▶ _Your instructions_: Rewrite the lines below as a numbered list, skipping any blank lines and leaving out the pictures.

** Start **

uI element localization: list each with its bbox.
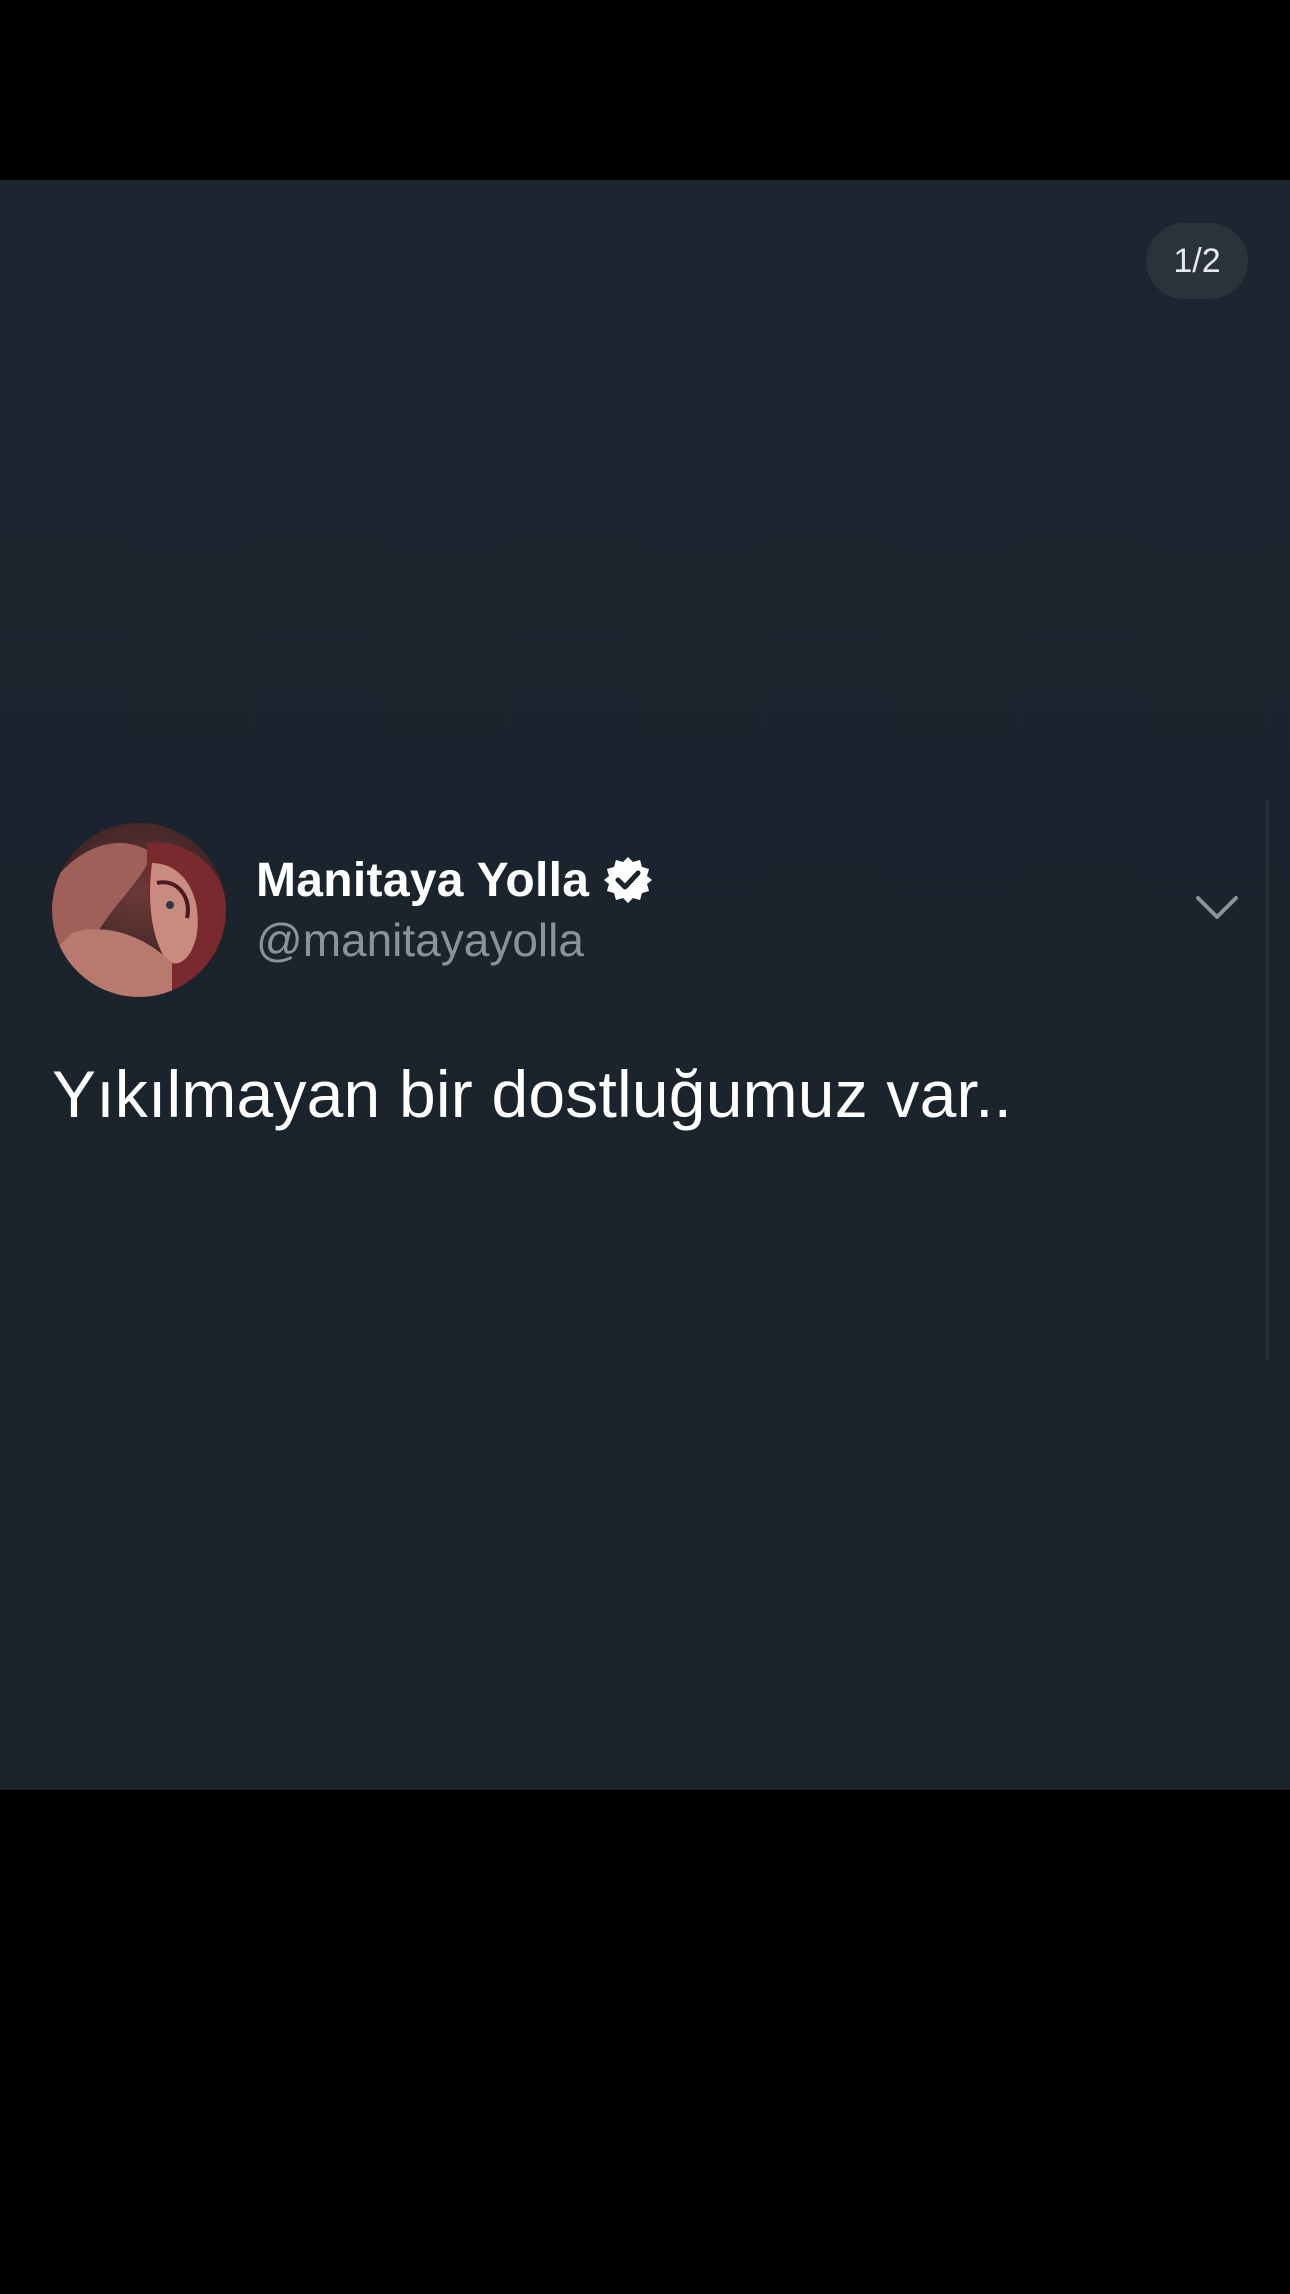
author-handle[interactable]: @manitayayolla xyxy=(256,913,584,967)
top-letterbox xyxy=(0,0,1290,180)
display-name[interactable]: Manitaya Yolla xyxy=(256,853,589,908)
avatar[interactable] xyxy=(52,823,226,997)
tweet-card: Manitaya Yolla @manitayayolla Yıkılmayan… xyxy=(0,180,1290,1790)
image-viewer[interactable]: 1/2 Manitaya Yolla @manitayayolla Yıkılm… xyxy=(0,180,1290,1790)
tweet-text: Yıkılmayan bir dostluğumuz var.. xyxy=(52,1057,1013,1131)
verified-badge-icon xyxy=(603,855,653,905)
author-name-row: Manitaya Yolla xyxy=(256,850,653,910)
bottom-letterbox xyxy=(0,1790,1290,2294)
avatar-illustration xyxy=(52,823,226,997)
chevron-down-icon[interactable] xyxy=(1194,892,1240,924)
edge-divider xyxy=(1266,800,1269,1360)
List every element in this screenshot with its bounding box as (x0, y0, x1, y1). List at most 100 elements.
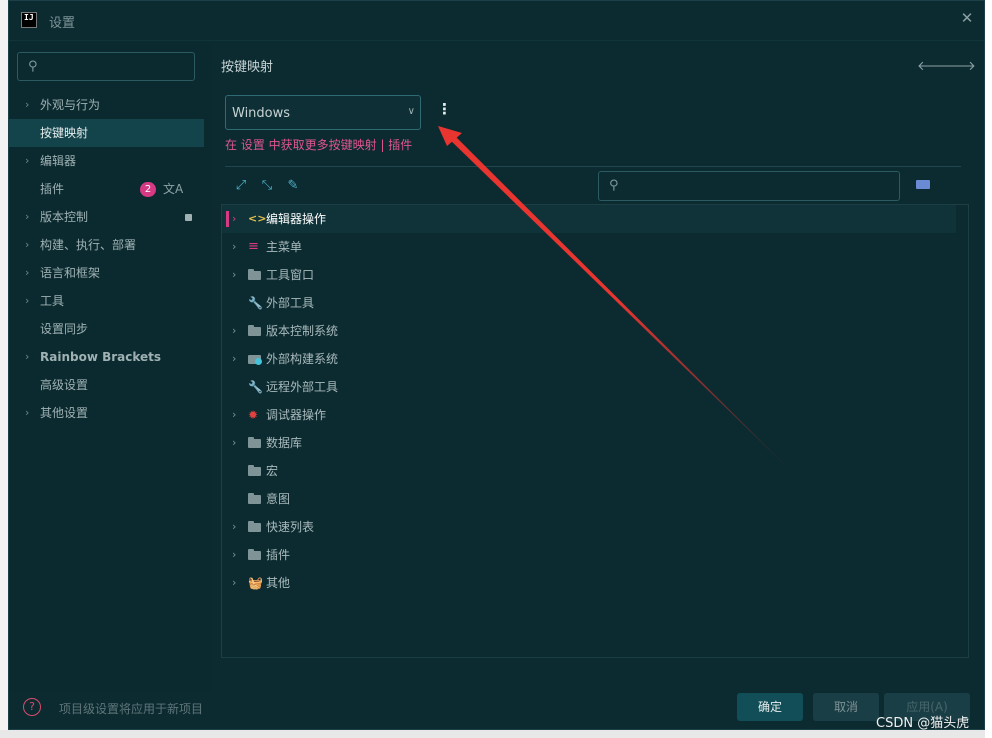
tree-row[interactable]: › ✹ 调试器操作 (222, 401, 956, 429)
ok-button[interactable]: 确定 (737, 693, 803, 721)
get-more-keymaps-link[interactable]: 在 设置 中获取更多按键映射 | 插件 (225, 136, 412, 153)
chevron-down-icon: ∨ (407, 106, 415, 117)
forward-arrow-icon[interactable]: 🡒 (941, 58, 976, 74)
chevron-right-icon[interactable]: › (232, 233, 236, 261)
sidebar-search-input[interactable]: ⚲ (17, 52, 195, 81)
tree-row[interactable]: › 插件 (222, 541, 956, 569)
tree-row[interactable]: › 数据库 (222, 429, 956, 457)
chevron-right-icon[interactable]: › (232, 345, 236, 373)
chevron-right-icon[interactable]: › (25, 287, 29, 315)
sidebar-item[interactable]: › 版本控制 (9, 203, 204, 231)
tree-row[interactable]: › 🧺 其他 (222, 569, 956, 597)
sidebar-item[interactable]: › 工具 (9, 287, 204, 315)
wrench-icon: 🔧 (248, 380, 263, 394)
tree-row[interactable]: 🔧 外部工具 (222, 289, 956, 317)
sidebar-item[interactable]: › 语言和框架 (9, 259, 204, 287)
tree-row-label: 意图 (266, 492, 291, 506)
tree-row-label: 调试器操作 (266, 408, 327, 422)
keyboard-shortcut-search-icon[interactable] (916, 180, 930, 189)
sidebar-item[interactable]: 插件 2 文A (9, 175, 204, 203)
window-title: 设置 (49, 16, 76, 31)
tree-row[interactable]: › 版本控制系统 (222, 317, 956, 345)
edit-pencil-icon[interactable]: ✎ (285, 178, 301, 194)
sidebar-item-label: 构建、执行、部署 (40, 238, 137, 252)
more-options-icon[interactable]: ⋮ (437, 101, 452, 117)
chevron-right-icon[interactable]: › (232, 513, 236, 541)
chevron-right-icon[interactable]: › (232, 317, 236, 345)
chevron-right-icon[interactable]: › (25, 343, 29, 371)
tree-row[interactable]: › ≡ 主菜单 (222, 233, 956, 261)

** End **

▶ _Worked solution_:
1. uI element localization: list each with its bbox.
2. author-handle[interactable]: @manitayayolla xyxy=(256,913,584,967)
3. top-letterbox xyxy=(0,0,1290,180)
4. display-name[interactable]: Manitaya Yolla xyxy=(256,853,589,908)
5. avatar[interactable] xyxy=(52,823,226,997)
6. tweet-card: Manitaya Yolla @manitayayolla Yıkılmayan… xyxy=(0,180,1290,1790)
7. image-viewer[interactable]: 1/2 Manitaya Yolla @manitayayolla Yıkılm… xyxy=(0,180,1290,1790)
8. tweet-text: Yıkılmayan bir dostluğumuz var.. xyxy=(52,1057,1013,1131)
9. verified-badge-icon xyxy=(603,855,653,905)
10. author-name-row: Manitaya Yolla xyxy=(256,850,653,910)
11. bottom-letterbox xyxy=(0,1790,1290,2294)
12. avatar-illustration xyxy=(52,823,226,997)
13. chevron-down-icon[interactable] xyxy=(1194,892,1240,924)
14. edge-divider xyxy=(1266,800,1269,1360)
15. List every element in this screenshot with its bounding box as (x0, y0, x1, y1). List at most 100 elements.
16. tree-row[interactable]: › ✹ 调试器操作 (222, 401, 956, 429)
17. ok-button[interactable]: 确定 (737, 693, 803, 721)
18. get-more-keymaps-link[interactable]: 在 设置 中获取更多按键映射 | 插件 (225, 136, 412, 153)
19. chevron-down-icon: ∨ (407, 106, 415, 117)
20. forward-arrow-icon[interactable]: 🡒 (941, 58, 976, 74)
21. chevron-right-icon[interactable]: › (232, 233, 236, 261)
22. sidebar-search-input[interactable]: ⚲ (17, 52, 195, 81)
23. tree-row[interactable]: › 插件 (222, 541, 956, 569)
24. tree-row[interactable]: › 数据库 (222, 429, 956, 457)
25. chevron-right-icon[interactable]: › (232, 345, 236, 373)
26. chevron-right-icon[interactable]: › (25, 287, 29, 315)
27. sidebar-item[interactable]: › 版本控制 (9, 203, 204, 231)
28. tree-row[interactable]: › 🧺 其他 (222, 569, 956, 597)
29. sidebar-item[interactable]: › 工具 (9, 287, 204, 315)
30. wrench-icon: 🔧 (248, 380, 263, 394)
31. tree-row[interactable]: 🔧 外部工具 (222, 289, 956, 317)
32. sidebar-item[interactable]: › 语言和框架 (9, 259, 204, 287)
33. tree-row-label: 意图 (266, 492, 291, 506)
34. tree-row-label: 调试器操作 (266, 408, 327, 422)
35. keyboard-shortcut-search-icon[interactable] (916, 180, 930, 189)
36. sidebar-item[interactable]: 插件 2 文A (9, 175, 204, 203)
37. window-title: 设置 (49, 16, 76, 31)
38. tree-row[interactable]: › 版本控制系统 (222, 317, 956, 345)
39. edit-pencil-icon[interactable]: ✎ (285, 178, 301, 194)
40. sidebar-item-label: 构建、执行、部署 (40, 238, 137, 252)
41. more-options-icon[interactable]: ⋮ (437, 101, 452, 117)
42. chevron-right-icon[interactable]: › (232, 513, 236, 541)
43. chevron-right-icon[interactable]: › (232, 317, 236, 345)
44. chevron-right-icon[interactable]: › (25, 343, 29, 371)
45. tree-row[interactable]: › ≡ 主菜单 (222, 233, 956, 261)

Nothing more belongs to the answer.